■ ENTRIES PROVIDED ■
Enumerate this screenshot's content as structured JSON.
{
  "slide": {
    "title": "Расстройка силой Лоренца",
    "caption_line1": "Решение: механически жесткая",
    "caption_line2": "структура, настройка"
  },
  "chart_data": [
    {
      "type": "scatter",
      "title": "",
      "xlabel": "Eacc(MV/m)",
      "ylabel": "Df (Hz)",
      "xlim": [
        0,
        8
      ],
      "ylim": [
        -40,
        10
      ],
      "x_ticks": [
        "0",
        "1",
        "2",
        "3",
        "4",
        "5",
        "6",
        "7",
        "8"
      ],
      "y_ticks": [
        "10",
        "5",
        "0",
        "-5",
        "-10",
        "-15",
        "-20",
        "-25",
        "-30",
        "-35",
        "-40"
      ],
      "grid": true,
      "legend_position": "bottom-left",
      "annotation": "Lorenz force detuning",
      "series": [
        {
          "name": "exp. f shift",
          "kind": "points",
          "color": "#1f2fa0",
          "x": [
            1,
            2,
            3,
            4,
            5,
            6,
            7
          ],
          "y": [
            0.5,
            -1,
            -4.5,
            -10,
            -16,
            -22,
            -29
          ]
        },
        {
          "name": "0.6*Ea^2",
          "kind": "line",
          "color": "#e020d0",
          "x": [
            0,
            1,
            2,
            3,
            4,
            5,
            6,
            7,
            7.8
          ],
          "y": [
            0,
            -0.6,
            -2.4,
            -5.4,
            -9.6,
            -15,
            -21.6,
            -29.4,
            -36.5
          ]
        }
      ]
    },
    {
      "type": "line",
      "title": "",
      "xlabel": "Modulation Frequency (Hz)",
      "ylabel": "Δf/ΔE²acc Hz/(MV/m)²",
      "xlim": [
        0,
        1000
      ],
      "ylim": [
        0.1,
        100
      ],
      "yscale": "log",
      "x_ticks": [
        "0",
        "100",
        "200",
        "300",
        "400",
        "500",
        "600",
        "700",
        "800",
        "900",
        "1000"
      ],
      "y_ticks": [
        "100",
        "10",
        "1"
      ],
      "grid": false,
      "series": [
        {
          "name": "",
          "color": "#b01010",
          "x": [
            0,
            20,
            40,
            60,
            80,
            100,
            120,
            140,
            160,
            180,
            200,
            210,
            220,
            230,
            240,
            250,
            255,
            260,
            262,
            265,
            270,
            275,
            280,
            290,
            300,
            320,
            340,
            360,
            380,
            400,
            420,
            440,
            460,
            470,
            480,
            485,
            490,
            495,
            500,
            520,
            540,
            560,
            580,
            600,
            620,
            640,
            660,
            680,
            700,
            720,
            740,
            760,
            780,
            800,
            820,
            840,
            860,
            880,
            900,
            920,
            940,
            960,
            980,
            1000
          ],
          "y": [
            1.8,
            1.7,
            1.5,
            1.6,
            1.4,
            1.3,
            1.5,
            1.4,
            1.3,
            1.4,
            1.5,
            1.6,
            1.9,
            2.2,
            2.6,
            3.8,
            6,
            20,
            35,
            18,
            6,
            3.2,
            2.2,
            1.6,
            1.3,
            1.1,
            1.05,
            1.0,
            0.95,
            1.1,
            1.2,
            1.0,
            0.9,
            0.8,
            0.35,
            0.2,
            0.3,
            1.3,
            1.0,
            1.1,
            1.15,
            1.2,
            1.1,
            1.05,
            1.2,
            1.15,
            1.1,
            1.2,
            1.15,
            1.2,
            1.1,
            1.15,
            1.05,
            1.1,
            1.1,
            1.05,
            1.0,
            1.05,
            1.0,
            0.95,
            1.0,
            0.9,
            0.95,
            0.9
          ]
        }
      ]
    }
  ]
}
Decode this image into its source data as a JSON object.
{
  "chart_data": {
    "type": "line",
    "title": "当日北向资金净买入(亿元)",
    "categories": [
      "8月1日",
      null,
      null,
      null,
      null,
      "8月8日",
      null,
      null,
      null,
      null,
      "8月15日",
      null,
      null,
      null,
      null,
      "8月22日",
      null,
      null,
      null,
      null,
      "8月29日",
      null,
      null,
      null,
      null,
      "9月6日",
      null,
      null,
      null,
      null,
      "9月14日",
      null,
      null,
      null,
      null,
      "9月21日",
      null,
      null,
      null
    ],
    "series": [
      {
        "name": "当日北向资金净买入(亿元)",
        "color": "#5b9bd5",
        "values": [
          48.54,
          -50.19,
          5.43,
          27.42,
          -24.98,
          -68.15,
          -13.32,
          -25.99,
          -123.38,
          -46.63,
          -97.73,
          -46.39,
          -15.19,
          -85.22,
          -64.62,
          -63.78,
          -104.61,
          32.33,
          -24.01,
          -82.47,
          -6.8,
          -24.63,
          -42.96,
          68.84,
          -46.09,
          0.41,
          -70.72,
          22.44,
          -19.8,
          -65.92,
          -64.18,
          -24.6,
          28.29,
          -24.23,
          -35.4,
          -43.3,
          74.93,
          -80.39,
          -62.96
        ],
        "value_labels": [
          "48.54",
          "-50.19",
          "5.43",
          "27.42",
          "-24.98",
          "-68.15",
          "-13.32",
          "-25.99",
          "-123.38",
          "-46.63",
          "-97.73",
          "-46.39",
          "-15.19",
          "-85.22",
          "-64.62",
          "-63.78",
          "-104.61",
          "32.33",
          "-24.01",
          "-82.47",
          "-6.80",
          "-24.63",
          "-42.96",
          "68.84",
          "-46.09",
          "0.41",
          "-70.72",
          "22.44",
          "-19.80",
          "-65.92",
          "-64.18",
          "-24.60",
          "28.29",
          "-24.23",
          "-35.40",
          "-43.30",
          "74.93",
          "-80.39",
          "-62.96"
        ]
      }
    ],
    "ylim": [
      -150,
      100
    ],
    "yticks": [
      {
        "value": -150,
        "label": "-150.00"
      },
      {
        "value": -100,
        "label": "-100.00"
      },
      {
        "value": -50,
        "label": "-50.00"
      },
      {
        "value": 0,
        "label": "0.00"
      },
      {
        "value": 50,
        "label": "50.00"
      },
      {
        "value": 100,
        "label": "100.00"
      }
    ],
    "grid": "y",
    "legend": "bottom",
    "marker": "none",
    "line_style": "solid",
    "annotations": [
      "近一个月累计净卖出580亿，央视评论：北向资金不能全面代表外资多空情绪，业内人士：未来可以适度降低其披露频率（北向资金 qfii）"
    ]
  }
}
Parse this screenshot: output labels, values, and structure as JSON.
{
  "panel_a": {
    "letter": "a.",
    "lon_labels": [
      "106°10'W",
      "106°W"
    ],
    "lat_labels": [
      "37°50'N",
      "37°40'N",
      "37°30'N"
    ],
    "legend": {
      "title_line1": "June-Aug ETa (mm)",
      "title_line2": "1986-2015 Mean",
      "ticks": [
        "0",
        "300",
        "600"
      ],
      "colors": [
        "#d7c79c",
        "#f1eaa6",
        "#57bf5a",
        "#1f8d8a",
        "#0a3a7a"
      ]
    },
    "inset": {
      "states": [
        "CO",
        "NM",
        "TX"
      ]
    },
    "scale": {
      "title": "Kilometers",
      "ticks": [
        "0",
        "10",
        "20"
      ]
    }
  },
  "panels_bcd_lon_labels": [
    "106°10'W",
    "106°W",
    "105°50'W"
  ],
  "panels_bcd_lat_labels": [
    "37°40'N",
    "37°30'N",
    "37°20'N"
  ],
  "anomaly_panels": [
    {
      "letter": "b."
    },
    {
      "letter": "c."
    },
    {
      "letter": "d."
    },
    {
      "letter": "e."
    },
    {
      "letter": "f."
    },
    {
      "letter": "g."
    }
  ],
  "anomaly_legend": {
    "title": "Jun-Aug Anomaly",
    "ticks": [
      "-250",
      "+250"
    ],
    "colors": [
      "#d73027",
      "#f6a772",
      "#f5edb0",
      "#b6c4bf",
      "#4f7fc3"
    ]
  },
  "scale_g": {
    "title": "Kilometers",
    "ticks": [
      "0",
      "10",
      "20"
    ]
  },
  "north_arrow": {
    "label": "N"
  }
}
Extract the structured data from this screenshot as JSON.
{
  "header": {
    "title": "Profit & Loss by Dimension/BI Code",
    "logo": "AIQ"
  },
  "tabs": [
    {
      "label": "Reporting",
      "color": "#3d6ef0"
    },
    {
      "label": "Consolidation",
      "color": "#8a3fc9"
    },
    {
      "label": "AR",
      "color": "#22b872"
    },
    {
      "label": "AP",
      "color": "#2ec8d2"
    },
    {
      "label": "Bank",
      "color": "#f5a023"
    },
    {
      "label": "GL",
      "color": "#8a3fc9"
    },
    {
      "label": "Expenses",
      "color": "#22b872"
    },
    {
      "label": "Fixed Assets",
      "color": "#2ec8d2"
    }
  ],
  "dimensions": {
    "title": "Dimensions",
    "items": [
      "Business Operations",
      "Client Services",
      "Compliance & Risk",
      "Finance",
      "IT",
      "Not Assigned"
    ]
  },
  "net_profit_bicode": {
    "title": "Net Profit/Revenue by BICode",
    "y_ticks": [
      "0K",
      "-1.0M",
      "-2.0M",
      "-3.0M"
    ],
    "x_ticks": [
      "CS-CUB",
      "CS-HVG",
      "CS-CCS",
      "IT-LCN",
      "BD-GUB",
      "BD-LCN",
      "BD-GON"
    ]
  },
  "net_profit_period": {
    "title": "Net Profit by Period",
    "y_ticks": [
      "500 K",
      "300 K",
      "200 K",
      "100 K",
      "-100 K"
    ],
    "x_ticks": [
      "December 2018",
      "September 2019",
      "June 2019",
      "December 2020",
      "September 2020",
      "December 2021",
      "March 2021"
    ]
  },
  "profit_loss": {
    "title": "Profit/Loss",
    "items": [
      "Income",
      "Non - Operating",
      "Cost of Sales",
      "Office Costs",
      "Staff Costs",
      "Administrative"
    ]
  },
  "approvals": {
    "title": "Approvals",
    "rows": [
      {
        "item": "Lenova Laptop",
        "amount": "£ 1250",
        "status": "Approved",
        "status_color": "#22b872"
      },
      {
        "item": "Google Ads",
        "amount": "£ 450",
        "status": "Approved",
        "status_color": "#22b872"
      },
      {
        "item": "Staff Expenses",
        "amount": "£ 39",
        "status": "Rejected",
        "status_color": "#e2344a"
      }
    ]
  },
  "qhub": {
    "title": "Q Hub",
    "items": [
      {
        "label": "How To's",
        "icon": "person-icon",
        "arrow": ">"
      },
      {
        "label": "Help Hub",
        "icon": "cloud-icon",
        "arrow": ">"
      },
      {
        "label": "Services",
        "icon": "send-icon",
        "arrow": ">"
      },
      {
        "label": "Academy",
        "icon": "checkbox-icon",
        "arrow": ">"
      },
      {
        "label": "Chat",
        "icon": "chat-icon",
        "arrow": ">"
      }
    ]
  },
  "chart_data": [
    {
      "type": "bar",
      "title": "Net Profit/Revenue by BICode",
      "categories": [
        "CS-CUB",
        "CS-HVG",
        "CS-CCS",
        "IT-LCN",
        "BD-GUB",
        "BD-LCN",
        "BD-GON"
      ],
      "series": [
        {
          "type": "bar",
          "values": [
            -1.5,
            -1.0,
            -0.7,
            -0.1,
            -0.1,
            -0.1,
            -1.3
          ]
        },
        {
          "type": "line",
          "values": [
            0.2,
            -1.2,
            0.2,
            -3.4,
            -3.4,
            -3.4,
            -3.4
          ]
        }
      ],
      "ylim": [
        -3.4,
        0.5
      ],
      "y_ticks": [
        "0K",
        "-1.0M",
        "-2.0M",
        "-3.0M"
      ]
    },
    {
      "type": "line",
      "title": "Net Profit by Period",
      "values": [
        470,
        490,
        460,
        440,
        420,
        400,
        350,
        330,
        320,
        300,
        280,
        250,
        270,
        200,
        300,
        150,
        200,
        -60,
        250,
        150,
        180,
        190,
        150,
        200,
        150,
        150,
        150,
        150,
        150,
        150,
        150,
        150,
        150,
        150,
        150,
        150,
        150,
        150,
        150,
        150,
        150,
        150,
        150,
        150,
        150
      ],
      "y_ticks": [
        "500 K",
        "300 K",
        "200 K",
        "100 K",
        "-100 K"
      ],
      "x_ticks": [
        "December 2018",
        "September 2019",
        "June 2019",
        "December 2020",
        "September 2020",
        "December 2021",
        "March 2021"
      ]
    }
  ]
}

■ WORK TO BE COMPLETED ■
Every line of the listing that holds "name" should be found and copied.

■ REPLY ■
          "name": "exp. f shift",
          "name": "0.6*Ea^2",
          "name": "",
        "name": "当日北向资金净买入(亿元)",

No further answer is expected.